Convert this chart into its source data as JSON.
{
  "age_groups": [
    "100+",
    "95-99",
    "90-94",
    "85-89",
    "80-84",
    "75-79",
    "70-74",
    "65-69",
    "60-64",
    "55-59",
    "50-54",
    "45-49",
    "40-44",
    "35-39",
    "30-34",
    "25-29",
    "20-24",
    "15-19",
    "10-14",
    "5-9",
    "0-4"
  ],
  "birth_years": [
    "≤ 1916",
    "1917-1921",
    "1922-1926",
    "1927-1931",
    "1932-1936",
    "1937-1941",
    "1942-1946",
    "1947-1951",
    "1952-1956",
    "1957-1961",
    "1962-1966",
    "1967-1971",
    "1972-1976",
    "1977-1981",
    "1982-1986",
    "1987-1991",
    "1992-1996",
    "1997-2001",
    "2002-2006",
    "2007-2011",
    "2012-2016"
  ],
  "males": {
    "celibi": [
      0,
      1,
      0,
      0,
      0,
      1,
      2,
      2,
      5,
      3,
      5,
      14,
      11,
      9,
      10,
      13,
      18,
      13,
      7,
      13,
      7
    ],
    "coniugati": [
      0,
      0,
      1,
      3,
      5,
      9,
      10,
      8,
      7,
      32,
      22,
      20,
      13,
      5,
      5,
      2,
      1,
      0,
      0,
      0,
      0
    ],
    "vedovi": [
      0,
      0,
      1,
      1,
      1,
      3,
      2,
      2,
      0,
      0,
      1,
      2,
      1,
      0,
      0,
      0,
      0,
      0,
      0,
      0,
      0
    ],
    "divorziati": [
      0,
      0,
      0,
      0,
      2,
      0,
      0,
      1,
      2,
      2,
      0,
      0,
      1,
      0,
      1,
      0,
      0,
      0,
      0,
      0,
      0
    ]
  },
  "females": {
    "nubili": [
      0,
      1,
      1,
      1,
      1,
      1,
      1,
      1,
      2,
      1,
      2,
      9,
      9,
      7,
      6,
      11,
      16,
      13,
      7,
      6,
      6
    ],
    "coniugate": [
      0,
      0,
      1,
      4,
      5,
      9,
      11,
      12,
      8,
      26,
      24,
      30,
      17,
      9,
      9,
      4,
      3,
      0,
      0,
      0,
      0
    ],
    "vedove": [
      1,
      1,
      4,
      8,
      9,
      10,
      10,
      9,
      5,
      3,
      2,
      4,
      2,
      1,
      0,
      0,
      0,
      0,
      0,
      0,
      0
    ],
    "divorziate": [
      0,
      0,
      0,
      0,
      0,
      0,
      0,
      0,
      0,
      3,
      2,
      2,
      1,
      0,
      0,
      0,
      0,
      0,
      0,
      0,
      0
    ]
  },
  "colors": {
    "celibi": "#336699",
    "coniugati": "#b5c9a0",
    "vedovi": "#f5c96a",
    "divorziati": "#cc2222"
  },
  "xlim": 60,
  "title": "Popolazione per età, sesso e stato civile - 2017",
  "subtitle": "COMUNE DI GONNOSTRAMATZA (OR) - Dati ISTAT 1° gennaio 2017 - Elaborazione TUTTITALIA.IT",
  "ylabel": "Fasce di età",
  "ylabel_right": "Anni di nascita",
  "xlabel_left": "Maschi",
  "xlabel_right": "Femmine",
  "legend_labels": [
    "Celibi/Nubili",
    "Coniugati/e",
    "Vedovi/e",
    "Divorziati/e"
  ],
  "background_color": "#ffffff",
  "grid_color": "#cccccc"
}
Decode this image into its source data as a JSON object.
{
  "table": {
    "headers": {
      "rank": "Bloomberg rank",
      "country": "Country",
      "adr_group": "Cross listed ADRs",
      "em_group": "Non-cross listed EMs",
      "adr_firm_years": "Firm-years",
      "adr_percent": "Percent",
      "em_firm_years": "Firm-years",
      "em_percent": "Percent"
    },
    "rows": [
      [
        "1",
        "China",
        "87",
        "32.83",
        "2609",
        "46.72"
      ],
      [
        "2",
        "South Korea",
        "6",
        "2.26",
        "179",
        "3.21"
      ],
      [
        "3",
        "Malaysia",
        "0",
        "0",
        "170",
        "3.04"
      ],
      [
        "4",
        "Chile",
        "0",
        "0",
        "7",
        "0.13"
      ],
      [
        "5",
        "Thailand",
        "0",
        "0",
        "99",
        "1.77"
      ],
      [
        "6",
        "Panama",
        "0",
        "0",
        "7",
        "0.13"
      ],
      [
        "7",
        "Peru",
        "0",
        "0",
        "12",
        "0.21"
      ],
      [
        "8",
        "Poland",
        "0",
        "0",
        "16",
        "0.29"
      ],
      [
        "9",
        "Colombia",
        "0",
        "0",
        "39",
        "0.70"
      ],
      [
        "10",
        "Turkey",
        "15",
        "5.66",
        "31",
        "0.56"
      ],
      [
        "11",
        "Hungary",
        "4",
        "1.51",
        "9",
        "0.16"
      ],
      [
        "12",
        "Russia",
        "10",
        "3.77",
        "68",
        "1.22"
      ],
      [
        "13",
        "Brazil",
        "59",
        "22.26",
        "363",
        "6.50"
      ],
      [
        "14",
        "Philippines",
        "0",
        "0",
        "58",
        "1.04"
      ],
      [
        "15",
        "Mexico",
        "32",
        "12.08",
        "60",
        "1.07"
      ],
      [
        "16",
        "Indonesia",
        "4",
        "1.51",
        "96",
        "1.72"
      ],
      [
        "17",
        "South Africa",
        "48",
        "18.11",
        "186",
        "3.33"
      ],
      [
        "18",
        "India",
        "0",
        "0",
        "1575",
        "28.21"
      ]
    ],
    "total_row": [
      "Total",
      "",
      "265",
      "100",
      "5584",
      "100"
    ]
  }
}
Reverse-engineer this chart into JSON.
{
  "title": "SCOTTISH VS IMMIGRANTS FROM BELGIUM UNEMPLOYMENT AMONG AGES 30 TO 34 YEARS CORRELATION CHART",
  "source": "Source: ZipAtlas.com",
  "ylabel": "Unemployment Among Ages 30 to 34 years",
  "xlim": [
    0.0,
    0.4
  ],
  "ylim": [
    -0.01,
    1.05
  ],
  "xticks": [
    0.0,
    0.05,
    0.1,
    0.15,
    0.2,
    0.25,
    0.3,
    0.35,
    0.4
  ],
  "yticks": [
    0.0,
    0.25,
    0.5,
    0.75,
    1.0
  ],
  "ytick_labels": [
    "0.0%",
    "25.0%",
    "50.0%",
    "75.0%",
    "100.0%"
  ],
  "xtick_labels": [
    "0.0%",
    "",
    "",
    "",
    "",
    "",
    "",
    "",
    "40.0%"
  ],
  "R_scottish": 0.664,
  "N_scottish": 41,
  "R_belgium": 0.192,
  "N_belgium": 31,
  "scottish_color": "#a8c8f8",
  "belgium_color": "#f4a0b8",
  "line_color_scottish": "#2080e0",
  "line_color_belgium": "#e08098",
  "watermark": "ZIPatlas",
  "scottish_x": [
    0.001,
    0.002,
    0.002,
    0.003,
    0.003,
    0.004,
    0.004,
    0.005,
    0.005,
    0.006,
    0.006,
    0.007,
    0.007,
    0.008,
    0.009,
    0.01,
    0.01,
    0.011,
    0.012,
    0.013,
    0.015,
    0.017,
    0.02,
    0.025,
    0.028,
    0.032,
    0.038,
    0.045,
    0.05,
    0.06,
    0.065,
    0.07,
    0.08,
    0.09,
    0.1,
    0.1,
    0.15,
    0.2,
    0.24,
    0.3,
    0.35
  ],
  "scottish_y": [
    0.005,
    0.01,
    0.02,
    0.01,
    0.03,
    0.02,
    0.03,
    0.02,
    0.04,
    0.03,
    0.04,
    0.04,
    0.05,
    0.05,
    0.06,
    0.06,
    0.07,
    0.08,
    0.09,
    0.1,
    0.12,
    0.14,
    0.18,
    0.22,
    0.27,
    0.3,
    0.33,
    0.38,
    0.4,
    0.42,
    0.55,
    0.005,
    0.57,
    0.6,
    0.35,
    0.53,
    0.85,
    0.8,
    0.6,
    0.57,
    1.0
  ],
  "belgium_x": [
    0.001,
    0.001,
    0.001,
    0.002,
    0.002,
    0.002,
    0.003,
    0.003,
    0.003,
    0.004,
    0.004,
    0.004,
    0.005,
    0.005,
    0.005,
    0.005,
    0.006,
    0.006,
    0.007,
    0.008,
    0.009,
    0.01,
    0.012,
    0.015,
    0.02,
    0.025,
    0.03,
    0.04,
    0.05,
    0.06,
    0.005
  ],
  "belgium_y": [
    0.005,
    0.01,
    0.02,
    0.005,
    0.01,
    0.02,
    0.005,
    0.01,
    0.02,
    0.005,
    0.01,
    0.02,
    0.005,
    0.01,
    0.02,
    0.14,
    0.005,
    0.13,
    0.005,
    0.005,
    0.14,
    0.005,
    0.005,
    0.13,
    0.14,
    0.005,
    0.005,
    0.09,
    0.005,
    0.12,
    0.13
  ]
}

**INSTRUCTIONS TO FOLLOW**
In the listing, find every line containing the word "listed" and list it.

**OUTPUT BELOW**
      "adr_group": "Cross listed ADRs",
      "em_group": "Non-cross listed EMs",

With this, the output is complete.